§ DIRECTION
For the listing underneath, give the count of lines containing the string "للبخاري" and nothing further.

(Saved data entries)
========================================

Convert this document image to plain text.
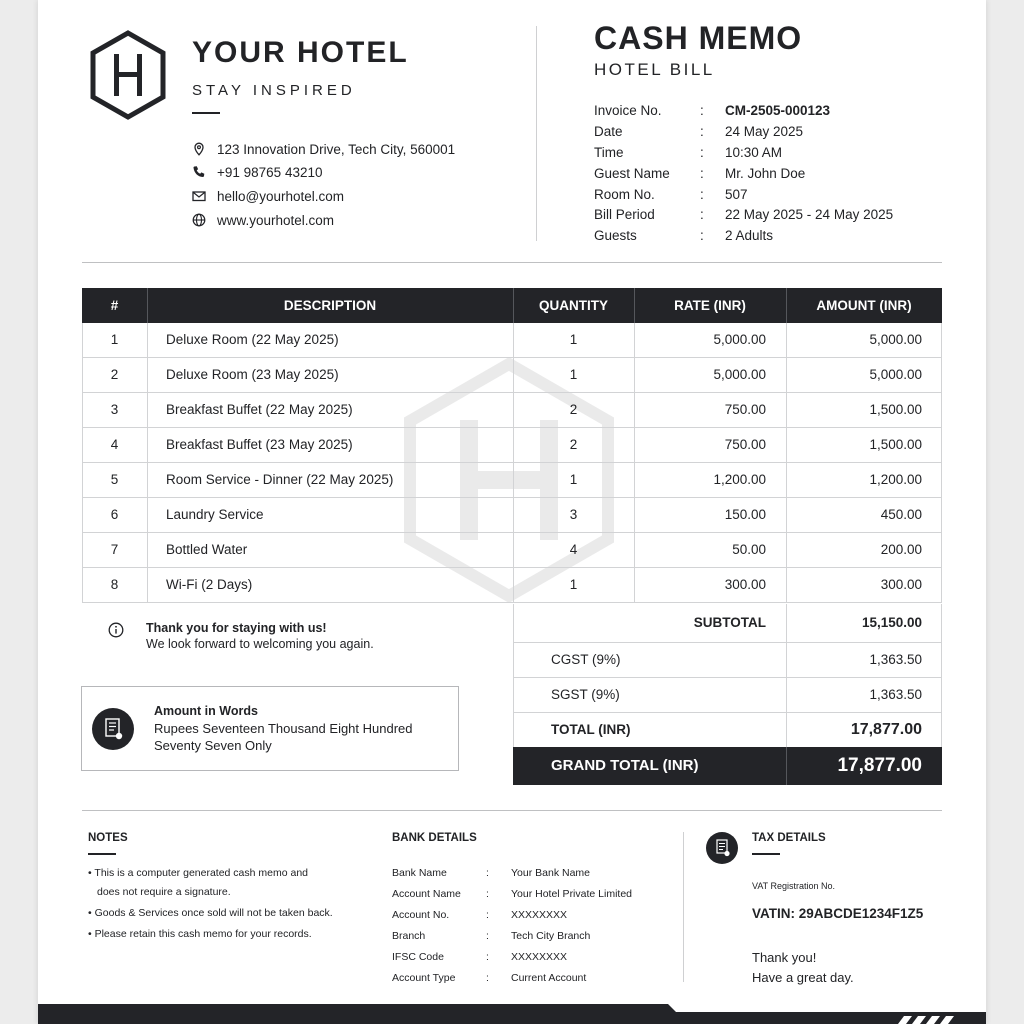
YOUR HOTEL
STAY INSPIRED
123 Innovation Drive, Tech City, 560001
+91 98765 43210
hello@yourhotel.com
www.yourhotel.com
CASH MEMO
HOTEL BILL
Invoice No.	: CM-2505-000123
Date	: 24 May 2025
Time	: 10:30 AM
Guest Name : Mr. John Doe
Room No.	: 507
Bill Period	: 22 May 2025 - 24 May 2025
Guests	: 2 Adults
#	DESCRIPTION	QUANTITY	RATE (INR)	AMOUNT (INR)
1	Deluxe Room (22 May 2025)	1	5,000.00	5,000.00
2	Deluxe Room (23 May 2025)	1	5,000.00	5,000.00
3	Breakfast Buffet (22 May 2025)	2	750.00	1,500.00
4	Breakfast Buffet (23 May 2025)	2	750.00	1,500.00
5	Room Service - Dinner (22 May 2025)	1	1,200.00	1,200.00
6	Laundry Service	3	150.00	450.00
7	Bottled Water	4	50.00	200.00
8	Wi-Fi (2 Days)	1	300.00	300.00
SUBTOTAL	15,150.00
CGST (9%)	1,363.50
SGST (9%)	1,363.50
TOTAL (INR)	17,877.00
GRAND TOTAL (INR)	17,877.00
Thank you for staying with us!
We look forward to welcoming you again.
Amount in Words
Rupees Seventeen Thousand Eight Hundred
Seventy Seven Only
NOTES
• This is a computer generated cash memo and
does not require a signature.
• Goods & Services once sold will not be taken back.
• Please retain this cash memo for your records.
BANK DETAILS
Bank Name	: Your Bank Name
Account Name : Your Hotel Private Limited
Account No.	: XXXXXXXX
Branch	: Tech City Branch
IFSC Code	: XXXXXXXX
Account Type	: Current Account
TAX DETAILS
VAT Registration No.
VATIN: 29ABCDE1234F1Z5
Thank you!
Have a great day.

========================================

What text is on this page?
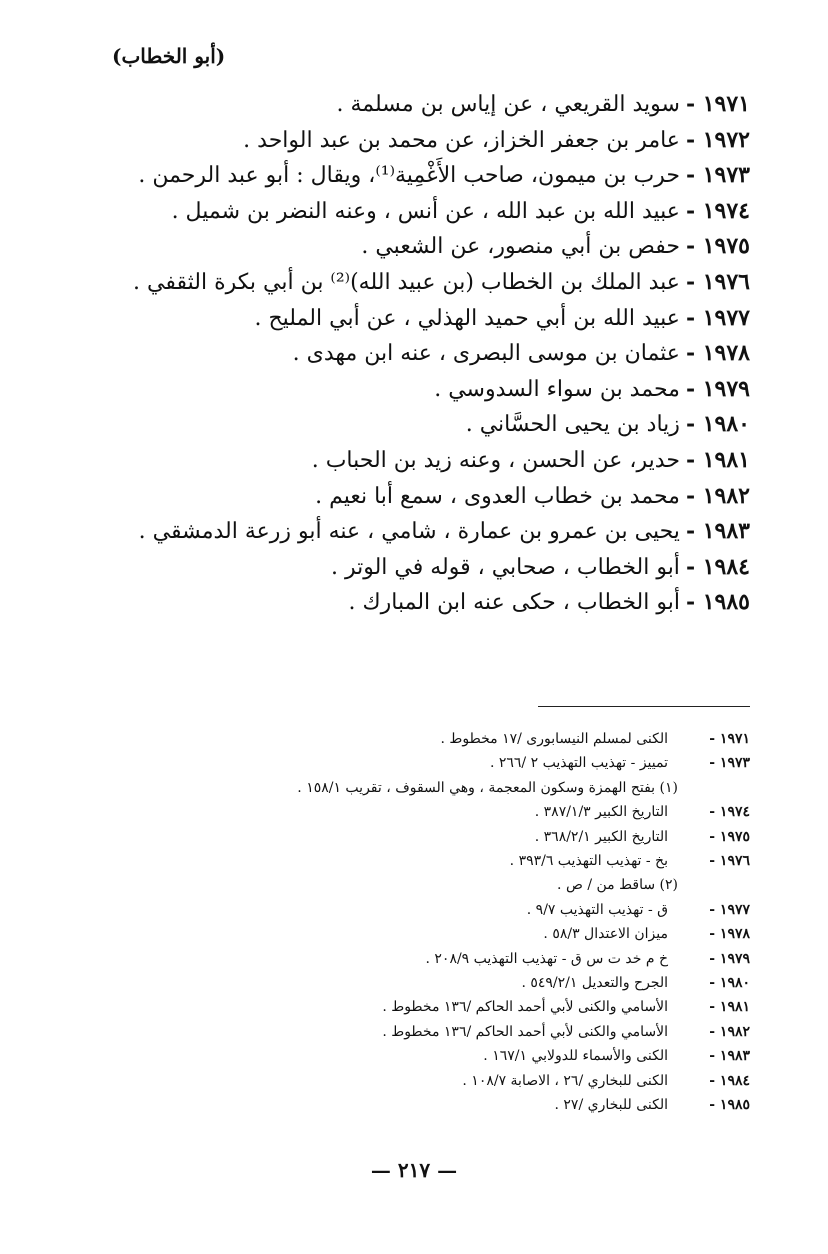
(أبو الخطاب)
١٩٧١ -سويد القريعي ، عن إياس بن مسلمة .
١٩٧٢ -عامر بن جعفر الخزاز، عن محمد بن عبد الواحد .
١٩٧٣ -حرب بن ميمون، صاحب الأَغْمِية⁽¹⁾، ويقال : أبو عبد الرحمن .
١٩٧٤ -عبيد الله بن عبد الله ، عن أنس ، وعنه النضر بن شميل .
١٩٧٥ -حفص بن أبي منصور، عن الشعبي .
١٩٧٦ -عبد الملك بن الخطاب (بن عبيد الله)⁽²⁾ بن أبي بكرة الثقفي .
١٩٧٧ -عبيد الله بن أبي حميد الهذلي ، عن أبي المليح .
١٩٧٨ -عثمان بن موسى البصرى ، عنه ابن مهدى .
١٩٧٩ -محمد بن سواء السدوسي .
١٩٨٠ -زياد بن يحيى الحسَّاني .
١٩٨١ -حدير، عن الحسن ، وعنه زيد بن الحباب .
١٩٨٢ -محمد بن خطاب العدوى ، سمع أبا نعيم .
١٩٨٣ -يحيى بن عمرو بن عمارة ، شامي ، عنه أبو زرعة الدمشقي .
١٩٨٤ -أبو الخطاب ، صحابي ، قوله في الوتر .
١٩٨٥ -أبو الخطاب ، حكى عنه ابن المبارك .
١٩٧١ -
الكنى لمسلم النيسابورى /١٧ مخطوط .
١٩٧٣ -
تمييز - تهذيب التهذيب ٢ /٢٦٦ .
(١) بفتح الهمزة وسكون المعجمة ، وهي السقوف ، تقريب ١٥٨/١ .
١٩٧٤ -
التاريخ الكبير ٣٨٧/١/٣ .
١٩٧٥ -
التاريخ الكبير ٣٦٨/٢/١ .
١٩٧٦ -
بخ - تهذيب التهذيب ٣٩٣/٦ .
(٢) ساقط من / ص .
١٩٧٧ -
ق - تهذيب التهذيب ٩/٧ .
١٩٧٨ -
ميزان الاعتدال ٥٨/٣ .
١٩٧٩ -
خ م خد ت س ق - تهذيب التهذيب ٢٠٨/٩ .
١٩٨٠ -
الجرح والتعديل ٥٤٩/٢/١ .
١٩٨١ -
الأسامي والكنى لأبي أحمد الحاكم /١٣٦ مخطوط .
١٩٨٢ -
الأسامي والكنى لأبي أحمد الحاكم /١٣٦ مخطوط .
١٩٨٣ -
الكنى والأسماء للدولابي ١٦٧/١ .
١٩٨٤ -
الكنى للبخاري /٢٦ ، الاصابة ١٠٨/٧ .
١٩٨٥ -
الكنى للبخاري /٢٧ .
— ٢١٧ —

========================================

§ EXPECTED OUTPUT
2